_Entries provided:_
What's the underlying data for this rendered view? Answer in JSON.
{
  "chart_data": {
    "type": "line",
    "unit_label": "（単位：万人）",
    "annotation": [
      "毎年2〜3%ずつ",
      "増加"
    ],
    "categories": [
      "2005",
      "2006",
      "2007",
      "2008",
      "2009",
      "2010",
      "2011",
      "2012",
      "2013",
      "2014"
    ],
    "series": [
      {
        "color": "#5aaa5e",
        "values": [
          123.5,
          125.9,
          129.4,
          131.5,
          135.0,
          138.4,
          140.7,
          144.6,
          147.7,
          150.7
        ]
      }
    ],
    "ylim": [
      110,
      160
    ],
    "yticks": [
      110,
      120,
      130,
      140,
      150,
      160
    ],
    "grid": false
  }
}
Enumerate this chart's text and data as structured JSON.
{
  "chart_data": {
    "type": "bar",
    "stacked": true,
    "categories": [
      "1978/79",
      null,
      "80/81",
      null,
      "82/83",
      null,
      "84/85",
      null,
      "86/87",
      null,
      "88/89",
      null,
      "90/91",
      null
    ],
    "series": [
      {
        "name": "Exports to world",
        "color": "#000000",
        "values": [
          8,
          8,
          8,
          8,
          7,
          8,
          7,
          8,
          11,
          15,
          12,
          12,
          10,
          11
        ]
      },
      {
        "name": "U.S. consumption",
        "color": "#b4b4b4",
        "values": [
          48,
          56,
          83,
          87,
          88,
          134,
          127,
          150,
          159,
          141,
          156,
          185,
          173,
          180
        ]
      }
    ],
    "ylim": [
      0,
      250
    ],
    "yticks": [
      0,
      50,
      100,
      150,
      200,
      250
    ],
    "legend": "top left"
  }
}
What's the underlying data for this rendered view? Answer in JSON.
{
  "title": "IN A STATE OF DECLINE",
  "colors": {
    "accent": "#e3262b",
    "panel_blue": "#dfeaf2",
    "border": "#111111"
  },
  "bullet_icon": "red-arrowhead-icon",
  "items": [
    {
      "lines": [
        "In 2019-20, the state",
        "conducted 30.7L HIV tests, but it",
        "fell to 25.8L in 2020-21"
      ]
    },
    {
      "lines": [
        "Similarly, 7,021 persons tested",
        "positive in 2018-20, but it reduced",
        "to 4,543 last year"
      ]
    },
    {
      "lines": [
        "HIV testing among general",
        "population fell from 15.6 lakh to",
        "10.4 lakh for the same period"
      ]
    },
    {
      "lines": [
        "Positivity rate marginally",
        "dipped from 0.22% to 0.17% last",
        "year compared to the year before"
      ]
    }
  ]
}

_Prompt:_
Go through the data and return every record exactly.

_Full response:_
What's the underlying data for this rendered view? Answer in JSON.
{
  "chart_data": {
    "type": "line",
    "unit_label": "（単位：万人）",
    "annotation": [
      "毎年2〜3%ずつ",
      "増加"
    ],
    "categories": [
      "2005",
      "2006",
      "2007",
      "2008",
      "2009",
      "2010",
      "2011",
      "2012",
      "2013",
      "2014"
    ],
    "series": [
      {
        "color": "#5aaa5e",
        "values": [
          123.5,
          125.9,
          129.4,
          131.5,
          135.0,
          138.4,
          140.7,
          144.6,
          147.7,
          150.7
        ]
      }
    ],
    "ylim": [
      110,
      160
    ],
    "yticks": [
      110,
      120,
      130,
      140,
      150,
      160
    ],
    "grid": false
  }
}
Enumerate this chart's text and data as structured JSON.
{
  "chart_data": {
    "type": "bar",
    "stacked": true,
    "categories": [
      "1978/79",
      null,
      "80/81",
      null,
      "82/83",
      null,
      "84/85",
      null,
      "86/87",
      null,
      "88/89",
      null,
      "90/91",
      null
    ],
    "series": [
      {
        "name": "Exports to world",
        "color": "#000000",
        "values": [
          8,
          8,
          8,
          8,
          7,
          8,
          7,
          8,
          11,
          15,
          12,
          12,
          10,
          11
        ]
      },
      {
        "name": "U.S. consumption",
        "color": "#b4b4b4",
        "values": [
          48,
          56,
          83,
          87,
          88,
          134,
          127,
          150,
          159,
          141,
          156,
          185,
          173,
          180
        ]
      }
    ],
    "ylim": [
      0,
      250
    ],
    "yticks": [
      0,
      50,
      100,
      150,
      200,
      250
    ],
    "legend": "top left"
  }
}
What's the underlying data for this rendered view? Answer in JSON.
{
  "title": "IN A STATE OF DECLINE",
  "colors": {
    "accent": "#e3262b",
    "panel_blue": "#dfeaf2",
    "border": "#111111"
  },
  "bullet_icon": "red-arrowhead-icon",
  "items": [
    {
      "lines": [
        "In 2019-20, the state",
        "conducted 30.7L HIV tests, but it",
        "fell to 25.8L in 2020-21"
      ]
    },
    {
      "lines": [
        "Similarly, 7,021 persons tested",
        "positive in 2018-20, but it reduced",
        "to 4,543 last year"
      ]
    },
    {
      "lines": [
        "HIV testing among general",
        "population fell from 15.6 lakh to",
        "10.4 lakh for the same period"
      ]
    },
    {
      "lines": [
        "Positivity rate marginally",
        "dipped from 0.22% to 0.17% last",
        "year compared to the year before"
      ]
    }
  ]
}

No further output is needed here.